#### THE REQUEST
Report every line in the listing that contains the string "Operating".

#### LISTING
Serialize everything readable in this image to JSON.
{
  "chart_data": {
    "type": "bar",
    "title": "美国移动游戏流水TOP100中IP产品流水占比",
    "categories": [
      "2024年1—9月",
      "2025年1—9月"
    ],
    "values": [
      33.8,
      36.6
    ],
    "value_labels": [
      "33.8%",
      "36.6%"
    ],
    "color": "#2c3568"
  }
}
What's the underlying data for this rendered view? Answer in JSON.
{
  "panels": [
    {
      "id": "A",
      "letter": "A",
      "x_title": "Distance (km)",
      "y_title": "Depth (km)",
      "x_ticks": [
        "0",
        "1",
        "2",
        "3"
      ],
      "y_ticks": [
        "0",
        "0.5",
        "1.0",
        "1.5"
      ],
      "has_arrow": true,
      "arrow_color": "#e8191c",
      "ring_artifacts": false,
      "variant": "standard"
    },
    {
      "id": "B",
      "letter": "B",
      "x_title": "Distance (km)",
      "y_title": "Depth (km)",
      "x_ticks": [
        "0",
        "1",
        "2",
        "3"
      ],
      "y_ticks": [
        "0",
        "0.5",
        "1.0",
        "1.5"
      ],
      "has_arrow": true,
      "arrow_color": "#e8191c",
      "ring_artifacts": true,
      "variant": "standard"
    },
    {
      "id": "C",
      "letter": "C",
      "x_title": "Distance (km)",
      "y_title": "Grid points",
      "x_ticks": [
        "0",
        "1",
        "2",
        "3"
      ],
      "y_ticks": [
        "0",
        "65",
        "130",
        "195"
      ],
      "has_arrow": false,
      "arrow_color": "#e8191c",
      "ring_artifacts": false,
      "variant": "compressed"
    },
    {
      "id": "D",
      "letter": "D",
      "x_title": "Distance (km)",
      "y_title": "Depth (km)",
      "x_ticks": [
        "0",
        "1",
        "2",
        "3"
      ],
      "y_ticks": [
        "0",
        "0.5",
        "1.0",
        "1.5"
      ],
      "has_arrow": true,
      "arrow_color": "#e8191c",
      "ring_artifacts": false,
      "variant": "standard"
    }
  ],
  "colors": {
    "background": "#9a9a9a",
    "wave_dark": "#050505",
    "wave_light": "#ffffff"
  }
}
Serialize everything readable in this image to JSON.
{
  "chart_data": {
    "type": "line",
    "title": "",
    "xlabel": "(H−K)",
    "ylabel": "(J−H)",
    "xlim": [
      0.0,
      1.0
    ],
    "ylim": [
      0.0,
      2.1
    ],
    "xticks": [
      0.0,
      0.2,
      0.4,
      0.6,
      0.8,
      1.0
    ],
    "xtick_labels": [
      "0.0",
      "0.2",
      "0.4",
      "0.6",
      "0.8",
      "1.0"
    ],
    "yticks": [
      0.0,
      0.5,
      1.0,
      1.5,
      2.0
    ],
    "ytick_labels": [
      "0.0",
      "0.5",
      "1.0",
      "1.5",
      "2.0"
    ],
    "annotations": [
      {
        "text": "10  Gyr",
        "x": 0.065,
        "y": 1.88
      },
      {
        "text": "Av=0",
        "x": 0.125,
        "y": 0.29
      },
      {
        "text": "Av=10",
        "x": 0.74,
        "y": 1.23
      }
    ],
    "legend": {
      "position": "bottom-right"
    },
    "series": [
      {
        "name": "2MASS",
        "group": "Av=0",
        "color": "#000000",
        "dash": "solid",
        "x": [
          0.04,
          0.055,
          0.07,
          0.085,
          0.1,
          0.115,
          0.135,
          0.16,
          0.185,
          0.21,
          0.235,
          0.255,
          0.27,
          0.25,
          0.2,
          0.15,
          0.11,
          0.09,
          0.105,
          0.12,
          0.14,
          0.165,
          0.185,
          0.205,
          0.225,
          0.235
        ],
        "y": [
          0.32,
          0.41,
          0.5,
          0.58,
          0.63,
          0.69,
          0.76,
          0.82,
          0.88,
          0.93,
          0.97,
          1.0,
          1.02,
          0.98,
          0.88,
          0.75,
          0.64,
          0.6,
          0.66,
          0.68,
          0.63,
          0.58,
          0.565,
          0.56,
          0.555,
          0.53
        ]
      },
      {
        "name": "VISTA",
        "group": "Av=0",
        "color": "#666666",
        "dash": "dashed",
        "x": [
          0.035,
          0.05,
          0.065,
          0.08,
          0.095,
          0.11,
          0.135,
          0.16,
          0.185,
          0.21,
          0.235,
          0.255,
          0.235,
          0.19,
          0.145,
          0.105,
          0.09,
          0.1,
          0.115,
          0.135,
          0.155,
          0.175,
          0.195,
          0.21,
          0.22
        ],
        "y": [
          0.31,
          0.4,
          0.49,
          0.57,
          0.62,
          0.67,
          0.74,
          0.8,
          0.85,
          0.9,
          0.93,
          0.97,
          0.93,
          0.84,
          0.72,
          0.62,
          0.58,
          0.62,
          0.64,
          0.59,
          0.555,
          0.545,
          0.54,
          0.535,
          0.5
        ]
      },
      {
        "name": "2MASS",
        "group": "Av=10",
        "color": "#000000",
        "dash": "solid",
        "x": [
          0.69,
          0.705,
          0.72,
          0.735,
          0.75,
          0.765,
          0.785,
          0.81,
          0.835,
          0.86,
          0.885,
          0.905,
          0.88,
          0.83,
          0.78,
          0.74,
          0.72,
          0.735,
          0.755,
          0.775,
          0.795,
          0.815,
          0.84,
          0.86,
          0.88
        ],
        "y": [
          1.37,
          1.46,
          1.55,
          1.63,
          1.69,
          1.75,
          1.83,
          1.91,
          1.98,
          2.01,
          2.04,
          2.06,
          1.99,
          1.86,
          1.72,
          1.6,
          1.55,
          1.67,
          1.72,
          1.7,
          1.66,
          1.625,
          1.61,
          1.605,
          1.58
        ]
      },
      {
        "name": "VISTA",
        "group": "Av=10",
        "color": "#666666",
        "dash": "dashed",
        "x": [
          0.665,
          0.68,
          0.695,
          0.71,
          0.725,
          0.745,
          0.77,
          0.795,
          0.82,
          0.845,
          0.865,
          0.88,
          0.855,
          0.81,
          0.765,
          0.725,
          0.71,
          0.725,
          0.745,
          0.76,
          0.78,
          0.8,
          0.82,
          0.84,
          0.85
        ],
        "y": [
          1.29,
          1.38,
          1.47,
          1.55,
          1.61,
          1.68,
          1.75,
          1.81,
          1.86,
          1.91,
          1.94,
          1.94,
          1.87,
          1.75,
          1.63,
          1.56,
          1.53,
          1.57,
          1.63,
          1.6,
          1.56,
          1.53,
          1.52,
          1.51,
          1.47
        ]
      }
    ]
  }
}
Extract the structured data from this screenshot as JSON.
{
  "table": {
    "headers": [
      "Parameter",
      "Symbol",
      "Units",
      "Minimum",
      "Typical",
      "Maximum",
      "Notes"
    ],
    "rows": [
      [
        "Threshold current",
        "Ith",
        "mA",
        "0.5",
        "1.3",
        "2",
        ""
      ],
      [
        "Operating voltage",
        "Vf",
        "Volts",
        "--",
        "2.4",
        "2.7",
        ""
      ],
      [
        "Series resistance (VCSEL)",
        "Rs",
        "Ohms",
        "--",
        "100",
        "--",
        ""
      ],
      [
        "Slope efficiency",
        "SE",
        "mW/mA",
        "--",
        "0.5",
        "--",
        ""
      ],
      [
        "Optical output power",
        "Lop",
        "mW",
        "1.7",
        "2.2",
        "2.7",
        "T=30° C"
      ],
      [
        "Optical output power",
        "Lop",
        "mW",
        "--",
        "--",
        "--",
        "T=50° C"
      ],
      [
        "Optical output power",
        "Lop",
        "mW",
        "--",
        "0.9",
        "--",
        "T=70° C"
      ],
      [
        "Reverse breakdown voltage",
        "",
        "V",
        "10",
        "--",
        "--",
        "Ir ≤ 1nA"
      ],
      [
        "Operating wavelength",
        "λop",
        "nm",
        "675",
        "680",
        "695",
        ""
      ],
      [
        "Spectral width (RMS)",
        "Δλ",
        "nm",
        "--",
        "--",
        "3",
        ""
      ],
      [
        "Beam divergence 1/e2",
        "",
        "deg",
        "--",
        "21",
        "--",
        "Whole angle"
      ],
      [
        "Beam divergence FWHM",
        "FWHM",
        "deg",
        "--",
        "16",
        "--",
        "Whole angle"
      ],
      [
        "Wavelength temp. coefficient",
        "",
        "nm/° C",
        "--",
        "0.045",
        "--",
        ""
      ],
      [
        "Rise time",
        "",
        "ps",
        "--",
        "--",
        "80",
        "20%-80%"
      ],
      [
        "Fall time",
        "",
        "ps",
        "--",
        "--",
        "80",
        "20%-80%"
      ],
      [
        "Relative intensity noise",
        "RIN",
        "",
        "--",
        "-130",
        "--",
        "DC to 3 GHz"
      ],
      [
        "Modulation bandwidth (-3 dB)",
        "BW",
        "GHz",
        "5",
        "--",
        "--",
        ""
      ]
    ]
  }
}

#### EXERCISE ANSWER
        "Operating voltage",
        "Operating wavelength",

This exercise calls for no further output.